— start Record extracts —
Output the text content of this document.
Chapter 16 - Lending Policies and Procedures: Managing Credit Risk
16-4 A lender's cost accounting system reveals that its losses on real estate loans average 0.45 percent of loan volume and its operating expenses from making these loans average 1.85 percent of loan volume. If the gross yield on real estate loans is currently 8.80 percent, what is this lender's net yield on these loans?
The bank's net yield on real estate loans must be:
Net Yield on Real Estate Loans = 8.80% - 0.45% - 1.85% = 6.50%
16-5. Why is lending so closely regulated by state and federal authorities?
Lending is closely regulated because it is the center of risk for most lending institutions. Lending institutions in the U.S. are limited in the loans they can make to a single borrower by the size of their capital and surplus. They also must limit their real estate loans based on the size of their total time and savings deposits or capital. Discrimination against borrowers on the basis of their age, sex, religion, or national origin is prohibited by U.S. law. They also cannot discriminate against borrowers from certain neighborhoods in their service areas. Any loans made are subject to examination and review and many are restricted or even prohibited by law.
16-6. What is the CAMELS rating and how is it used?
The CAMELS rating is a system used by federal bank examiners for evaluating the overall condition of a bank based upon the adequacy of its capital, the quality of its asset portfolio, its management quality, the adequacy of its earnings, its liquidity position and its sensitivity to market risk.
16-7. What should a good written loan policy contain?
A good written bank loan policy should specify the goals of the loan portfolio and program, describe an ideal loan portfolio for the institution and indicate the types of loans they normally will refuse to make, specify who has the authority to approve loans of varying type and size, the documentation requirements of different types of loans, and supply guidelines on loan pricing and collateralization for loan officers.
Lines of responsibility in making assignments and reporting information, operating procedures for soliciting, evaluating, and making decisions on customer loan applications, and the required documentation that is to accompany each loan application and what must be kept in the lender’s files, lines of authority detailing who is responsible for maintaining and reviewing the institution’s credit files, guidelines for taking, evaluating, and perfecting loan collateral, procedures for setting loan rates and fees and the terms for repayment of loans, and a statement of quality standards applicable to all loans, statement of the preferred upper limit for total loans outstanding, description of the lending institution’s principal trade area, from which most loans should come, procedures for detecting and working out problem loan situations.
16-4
— end Record extracts —
--- Aim ---
Go through the listing above and locate each line that holds the word "based". Copy those lines.

--- Written reply ---
Lending is closely regulated because it is the center of risk for most lending institutions. Lending institutions in the U.S. are limited in the loans they can make to a single borrower by the size of their capital and surplus. They also must limit their real estate loans based on the size of their total time and savings deposits or capital. Discrimination against borrowers on the basis of their age, sex, religion, or national origin is prohibited by U.S. law. They also cannot discriminate against borrowers from certain neighborhoods in their service areas. Any loans made are subject to examination and review and many are restricted or even prohibited by law.
The CAMELS rating is a system used by federal bank examiners for evaluating the overall condition of a bank based upon the adequacy of its capital, the quality of its asset portfolio, its management quality, the adequacy of its earnings, its liquidity position and its sensitivity to market risk.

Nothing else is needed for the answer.